# start of ENTRIES
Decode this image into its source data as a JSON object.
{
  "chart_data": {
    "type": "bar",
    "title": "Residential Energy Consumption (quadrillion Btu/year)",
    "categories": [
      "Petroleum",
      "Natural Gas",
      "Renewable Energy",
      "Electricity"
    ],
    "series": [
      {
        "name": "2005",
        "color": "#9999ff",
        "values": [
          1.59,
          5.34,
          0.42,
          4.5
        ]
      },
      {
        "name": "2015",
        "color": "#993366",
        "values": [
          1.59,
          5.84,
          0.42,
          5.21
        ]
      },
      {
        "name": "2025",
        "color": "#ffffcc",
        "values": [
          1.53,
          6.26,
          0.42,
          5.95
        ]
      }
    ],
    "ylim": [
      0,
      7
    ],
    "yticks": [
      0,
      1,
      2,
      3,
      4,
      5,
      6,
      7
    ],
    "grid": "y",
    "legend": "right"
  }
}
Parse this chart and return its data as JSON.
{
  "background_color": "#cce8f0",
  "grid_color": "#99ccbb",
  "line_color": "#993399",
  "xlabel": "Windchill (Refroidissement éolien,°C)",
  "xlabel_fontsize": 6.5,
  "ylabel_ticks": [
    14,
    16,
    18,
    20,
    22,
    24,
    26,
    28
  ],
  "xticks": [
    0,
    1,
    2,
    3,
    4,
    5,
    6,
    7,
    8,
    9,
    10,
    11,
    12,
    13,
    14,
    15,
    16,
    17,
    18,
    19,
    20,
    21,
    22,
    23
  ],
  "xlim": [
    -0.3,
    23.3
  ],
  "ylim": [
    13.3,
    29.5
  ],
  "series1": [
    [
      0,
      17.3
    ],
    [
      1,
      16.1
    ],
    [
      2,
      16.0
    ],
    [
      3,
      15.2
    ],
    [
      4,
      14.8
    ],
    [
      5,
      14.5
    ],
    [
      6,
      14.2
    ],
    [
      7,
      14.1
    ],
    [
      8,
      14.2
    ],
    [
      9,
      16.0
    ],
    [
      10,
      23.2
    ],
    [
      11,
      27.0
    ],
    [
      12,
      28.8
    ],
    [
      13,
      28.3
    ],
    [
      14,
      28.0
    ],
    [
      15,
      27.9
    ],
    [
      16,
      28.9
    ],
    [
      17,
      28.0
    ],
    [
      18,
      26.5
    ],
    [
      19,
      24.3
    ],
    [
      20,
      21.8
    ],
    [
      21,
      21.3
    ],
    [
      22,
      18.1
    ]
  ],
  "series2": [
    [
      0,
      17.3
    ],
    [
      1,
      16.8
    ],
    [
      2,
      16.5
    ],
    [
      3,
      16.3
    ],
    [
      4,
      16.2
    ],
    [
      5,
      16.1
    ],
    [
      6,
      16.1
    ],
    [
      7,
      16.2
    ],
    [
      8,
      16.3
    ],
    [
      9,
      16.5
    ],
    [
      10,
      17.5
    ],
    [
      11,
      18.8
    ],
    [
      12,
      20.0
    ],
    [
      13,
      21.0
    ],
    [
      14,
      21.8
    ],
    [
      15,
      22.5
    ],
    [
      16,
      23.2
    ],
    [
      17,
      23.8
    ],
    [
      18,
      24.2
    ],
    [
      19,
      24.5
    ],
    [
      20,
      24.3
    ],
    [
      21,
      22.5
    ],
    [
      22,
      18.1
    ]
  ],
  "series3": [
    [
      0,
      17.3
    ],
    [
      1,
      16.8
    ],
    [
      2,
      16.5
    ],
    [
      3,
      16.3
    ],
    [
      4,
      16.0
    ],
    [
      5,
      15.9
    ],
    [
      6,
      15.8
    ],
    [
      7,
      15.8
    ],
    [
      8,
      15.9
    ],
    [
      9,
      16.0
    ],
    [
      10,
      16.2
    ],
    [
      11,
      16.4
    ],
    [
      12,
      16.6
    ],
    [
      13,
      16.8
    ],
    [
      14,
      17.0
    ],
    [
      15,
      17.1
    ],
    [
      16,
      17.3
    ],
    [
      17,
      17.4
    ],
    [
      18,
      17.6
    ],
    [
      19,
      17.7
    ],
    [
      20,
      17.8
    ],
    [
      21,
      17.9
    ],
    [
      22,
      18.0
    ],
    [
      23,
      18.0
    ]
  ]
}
# end of ENTRIES
> DIRECTIONS: Please restate the whole listing word for word.

> RESPONSE TO THE TASK:
Decode this image into its source data as a JSON object.
{
  "chart_data": {
    "type": "bar",
    "title": "Residential Energy Consumption (quadrillion Btu/year)",
    "categories": [
      "Petroleum",
      "Natural Gas",
      "Renewable Energy",
      "Electricity"
    ],
    "series": [
      {
        "name": "2005",
        "color": "#9999ff",
        "values": [
          1.59,
          5.34,
          0.42,
          4.5
        ]
      },
      {
        "name": "2015",
        "color": "#993366",
        "values": [
          1.59,
          5.84,
          0.42,
          5.21
        ]
      },
      {
        "name": "2025",
        "color": "#ffffcc",
        "values": [
          1.53,
          6.26,
          0.42,
          5.95
        ]
      }
    ],
    "ylim": [
      0,
      7
    ],
    "yticks": [
      0,
      1,
      2,
      3,
      4,
      5,
      6,
      7
    ],
    "grid": "y",
    "legend": "right"
  }
}
Parse this chart and return its data as JSON.
{
  "background_color": "#cce8f0",
  "grid_color": "#99ccbb",
  "line_color": "#993399",
  "xlabel": "Windchill (Refroidissement éolien,°C)",
  "xlabel_fontsize": 6.5,
  "ylabel_ticks": [
    14,
    16,
    18,
    20,
    22,
    24,
    26,
    28
  ],
  "xticks": [
    0,
    1,
    2,
    3,
    4,
    5,
    6,
    7,
    8,
    9,
    10,
    11,
    12,
    13,
    14,
    15,
    16,
    17,
    18,
    19,
    20,
    21,
    22,
    23
  ],
  "xlim": [
    -0.3,
    23.3
  ],
  "ylim": [
    13.3,
    29.5
  ],
  "series1": [
    [
      0,
      17.3
    ],
    [
      1,
      16.1
    ],
    [
      2,
      16.0
    ],
    [
      3,
      15.2
    ],
    [
      4,
      14.8
    ],
    [
      5,
      14.5
    ],
    [
      6,
      14.2
    ],
    [
      7,
      14.1
    ],
    [
      8,
      14.2
    ],
    [
      9,
      16.0
    ],
    [
      10,
      23.2
    ],
    [
      11,
      27.0
    ],
    [
      12,
      28.8
    ],
    [
      13,
      28.3
    ],
    [
      14,
      28.0
    ],
    [
      15,
      27.9
    ],
    [
      16,
      28.9
    ],
    [
      17,
      28.0
    ],
    [
      18,
      26.5
    ],
    [
      19,
      24.3
    ],
    [
      20,
      21.8
    ],
    [
      21,
      21.3
    ],
    [
      22,
      18.1
    ]
  ],
  "series2": [
    [
      0,
      17.3
    ],
    [
      1,
      16.8
    ],
    [
      2,
      16.5
    ],
    [
      3,
      16.3
    ],
    [
      4,
      16.2
    ],
    [
      5,
      16.1
    ],
    [
      6,
      16.1
    ],
    [
      7,
      16.2
    ],
    [
      8,
      16.3
    ],
    [
      9,
      16.5
    ],
    [
      10,
      17.5
    ],
    [
      11,
      18.8
    ],
    [
      12,
      20.0
    ],
    [
      13,
      21.0
    ],
    [
      14,
      21.8
    ],
    [
      15,
      22.5
    ],
    [
      16,
      23.2
    ],
    [
      17,
      23.8
    ],
    [
      18,
      24.2
    ],
    [
      19,
      24.5
    ],
    [
      20,
      24.3
    ],
    [
      21,
      22.5
    ],
    [
      22,
      18.1
    ]
  ],
  "series3": [
    [
      0,
      17.3
    ],
    [
      1,
      16.8
    ],
    [
      2,
      16.5
    ],
    [
      3,
      16.3
    ],
    [
      4,
      16.0
    ],
    [
      5,
      15.9
    ],
    [
      6,
      15.8
    ],
    [
      7,
      15.8
    ],
    [
      8,
      15.9
    ],
    [
      9,
      16.0
    ],
    [
      10,
      16.2
    ],
    [
      11,
      16.4
    ],
    [
      12,
      16.6
    ],
    [
      13,
      16.8
    ],
    [
      14,
      17.0
    ],
    [
      15,
      17.1
    ],
    [
      16,
      17.3
    ],
    [
      17,
      17.4
    ],
    [
      18,
      17.6
    ],
    [
      19,
      17.7
    ],
    [
      20,
      17.8
    ],
    [
      21,
      17.9
    ],
    [
      22,
      18.0
    ],
    [
      23,
      18.0
    ]
  ]
}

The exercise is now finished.